Challenge
Count lines with the string "make" in them. State the number alone.

Entries provided
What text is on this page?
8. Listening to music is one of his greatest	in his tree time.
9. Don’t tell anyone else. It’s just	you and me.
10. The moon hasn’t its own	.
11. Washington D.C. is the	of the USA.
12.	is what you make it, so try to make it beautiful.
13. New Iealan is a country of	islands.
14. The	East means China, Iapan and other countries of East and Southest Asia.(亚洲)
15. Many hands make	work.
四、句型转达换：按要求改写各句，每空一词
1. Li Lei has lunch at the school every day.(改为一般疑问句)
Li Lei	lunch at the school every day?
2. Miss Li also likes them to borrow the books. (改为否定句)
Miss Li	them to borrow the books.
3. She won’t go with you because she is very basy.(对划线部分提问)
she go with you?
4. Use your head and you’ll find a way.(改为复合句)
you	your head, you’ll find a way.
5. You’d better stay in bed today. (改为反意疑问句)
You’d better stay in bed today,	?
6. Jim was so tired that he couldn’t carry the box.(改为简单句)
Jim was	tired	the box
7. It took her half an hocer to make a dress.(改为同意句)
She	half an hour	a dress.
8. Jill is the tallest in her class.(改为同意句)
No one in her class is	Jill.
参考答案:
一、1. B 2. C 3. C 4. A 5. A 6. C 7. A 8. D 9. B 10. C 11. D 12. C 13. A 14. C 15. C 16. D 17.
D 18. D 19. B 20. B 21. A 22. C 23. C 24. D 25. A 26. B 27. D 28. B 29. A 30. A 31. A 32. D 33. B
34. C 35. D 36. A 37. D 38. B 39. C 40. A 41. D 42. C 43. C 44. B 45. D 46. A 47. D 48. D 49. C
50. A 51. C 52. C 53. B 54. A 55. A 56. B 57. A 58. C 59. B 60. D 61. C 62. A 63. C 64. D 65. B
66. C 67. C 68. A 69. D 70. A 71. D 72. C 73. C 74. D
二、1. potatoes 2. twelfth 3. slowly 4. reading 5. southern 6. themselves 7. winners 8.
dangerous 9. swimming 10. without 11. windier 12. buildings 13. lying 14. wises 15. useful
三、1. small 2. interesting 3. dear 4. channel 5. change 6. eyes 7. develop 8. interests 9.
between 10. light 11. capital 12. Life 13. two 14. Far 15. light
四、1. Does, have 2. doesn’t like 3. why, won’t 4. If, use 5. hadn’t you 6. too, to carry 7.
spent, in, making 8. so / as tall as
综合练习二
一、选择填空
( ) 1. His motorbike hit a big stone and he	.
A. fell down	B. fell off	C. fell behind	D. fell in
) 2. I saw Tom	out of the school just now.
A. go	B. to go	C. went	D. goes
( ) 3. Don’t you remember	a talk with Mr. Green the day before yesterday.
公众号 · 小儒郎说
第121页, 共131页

The reply
3